##### Given information
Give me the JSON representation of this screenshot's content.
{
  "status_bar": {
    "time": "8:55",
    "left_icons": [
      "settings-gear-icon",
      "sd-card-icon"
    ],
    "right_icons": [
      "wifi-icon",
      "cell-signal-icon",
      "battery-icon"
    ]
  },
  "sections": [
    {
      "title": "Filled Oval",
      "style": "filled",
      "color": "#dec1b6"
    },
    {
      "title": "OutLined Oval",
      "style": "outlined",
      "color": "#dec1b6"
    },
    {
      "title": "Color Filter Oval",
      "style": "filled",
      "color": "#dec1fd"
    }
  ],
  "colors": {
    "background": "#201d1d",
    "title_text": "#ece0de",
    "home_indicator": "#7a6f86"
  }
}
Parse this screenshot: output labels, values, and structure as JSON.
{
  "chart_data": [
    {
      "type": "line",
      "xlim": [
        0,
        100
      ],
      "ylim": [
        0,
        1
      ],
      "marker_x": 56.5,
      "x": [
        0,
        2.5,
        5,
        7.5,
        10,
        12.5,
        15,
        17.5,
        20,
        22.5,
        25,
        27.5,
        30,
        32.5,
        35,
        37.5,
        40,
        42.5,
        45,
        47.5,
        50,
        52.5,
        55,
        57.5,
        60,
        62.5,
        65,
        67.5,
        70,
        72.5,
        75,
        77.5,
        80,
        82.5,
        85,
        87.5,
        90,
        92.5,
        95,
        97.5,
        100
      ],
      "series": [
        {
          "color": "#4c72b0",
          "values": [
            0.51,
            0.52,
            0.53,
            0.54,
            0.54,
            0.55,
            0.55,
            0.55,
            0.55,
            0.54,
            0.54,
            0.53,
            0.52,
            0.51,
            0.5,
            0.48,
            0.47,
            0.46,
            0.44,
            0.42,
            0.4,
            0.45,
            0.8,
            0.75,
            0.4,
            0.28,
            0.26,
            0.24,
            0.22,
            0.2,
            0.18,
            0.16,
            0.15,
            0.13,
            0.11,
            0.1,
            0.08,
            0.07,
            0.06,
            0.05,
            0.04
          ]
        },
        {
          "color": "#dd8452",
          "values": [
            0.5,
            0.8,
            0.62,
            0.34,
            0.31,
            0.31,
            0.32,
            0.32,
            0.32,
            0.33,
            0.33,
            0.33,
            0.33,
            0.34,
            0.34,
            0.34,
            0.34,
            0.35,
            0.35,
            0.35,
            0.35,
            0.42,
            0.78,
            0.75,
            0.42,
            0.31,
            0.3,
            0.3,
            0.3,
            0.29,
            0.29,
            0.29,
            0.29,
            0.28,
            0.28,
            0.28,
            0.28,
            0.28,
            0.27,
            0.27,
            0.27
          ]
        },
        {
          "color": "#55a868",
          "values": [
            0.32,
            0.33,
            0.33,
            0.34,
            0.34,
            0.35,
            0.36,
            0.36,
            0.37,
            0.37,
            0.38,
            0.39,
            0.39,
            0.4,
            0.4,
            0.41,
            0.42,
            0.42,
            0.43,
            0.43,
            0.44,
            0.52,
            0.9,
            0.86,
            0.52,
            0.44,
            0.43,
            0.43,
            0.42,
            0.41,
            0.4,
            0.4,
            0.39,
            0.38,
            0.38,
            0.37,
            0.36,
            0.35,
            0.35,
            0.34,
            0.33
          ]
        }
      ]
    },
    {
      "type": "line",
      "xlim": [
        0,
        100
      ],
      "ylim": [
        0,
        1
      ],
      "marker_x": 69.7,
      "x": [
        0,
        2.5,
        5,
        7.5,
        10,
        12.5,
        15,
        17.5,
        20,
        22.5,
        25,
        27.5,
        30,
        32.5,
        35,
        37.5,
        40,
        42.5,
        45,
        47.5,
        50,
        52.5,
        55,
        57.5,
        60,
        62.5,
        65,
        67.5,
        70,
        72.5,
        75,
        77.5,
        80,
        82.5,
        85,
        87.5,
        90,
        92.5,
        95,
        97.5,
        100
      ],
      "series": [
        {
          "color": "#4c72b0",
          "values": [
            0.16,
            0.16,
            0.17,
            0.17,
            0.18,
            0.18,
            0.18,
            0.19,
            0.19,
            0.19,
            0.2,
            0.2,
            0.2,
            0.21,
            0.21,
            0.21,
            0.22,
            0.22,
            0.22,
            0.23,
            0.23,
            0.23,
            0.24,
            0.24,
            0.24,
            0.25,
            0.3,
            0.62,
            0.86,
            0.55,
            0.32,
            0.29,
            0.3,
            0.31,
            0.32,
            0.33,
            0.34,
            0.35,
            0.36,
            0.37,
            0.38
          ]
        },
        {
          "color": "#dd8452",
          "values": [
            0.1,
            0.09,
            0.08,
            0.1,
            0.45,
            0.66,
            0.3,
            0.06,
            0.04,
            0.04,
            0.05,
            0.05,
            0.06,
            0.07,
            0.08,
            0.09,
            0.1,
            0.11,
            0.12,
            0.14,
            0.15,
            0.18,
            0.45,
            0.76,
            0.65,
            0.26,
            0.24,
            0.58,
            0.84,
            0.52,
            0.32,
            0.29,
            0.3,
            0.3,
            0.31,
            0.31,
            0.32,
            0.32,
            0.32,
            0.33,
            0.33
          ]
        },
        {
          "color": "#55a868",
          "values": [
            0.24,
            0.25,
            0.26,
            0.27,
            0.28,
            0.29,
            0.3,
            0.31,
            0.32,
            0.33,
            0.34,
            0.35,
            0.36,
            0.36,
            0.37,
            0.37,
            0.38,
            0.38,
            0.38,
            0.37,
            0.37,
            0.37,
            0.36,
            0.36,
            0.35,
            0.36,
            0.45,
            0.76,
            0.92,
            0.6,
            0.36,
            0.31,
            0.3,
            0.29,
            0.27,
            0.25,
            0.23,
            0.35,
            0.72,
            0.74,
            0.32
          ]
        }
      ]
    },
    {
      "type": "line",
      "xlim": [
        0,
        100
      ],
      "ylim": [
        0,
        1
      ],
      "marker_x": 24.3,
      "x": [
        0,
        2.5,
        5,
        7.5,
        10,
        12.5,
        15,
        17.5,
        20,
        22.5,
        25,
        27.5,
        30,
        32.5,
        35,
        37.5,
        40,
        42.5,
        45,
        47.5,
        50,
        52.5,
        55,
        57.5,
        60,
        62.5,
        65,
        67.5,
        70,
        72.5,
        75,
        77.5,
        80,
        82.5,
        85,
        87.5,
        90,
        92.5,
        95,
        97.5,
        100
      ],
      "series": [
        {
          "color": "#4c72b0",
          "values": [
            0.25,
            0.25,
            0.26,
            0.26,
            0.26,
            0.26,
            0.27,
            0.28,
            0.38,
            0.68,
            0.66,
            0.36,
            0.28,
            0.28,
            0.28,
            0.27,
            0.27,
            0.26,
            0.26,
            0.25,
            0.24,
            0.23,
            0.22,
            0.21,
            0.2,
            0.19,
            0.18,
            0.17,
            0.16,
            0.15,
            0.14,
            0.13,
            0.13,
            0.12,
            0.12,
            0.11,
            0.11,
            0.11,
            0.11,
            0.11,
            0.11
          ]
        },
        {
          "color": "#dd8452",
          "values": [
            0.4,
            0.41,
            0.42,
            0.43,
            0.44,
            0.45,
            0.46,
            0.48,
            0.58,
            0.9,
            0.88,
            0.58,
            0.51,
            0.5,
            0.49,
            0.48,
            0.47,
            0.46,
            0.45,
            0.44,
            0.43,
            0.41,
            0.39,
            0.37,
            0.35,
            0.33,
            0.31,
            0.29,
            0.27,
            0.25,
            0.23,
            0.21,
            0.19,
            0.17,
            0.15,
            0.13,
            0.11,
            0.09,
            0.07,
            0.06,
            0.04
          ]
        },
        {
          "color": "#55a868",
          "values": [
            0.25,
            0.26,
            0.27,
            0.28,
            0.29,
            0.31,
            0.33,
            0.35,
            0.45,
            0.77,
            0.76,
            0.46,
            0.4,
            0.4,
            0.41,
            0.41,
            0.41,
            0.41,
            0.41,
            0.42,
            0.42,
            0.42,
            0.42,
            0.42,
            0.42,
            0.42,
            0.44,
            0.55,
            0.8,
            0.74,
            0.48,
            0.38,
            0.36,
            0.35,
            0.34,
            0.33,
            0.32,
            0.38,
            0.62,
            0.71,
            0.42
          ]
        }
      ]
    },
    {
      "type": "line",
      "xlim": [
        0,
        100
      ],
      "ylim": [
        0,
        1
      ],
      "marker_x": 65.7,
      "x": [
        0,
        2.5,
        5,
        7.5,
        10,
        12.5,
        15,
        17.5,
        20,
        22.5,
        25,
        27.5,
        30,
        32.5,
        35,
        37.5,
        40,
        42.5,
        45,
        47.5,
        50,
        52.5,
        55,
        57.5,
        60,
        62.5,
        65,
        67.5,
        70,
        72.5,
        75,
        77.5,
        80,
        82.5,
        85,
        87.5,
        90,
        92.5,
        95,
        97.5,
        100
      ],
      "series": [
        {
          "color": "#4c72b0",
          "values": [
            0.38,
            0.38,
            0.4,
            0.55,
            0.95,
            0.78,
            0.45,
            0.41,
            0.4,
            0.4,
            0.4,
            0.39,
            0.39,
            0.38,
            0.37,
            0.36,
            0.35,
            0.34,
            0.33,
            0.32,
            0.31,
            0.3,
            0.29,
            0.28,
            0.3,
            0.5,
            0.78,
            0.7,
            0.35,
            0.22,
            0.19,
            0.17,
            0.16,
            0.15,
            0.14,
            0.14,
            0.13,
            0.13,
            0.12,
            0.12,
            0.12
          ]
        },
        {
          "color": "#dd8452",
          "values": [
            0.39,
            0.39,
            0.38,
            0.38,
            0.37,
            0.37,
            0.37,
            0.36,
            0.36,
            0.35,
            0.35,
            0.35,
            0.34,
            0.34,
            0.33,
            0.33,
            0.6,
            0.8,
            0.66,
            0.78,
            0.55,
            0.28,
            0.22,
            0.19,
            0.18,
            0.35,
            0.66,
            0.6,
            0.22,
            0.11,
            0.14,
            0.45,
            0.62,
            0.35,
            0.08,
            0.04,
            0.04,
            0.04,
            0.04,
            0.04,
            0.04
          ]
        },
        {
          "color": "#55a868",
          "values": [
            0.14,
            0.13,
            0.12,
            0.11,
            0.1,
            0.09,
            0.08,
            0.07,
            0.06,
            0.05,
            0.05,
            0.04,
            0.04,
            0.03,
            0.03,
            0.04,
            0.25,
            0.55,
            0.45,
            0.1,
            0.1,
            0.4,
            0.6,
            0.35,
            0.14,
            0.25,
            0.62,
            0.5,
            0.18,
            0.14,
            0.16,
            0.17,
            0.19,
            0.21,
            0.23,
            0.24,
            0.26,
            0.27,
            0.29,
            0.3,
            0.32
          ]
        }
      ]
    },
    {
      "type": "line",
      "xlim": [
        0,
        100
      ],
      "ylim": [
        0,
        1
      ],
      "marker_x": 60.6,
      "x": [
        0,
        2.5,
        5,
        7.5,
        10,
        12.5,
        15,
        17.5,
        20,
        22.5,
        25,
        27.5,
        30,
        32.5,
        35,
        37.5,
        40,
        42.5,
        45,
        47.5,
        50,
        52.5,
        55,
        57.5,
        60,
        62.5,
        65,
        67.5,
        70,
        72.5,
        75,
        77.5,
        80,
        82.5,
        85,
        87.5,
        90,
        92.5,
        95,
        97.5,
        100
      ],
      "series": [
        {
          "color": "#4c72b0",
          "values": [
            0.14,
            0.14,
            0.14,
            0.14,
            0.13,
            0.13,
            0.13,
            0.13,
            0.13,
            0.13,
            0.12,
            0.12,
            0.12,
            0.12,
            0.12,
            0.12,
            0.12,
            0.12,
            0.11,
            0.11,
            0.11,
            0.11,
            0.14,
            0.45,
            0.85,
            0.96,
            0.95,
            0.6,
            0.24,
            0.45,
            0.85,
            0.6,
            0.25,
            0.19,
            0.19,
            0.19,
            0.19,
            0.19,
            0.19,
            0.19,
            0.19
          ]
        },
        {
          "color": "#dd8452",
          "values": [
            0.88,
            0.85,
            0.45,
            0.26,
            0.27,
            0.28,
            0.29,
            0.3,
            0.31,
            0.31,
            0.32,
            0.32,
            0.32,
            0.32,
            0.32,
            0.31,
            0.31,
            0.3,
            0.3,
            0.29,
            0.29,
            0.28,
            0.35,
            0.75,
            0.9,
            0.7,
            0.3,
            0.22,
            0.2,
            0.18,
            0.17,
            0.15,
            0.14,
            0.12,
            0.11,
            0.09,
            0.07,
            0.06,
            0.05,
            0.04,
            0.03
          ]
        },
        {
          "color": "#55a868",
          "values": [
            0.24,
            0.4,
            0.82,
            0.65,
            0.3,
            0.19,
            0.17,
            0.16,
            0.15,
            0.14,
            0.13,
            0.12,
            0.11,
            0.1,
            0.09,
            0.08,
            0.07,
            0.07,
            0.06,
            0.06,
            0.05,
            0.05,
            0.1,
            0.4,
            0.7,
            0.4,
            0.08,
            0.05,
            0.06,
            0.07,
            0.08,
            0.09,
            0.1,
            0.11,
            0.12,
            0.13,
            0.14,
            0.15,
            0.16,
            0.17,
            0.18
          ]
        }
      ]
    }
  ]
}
##########
» **Goal**: In the records above, find each line with the word "screenshot" and copy it.

» **Result for this task**:
Give me the JSON representation of this screenshot's content.
Parse this screenshot: output labels, values, and structure as JSON.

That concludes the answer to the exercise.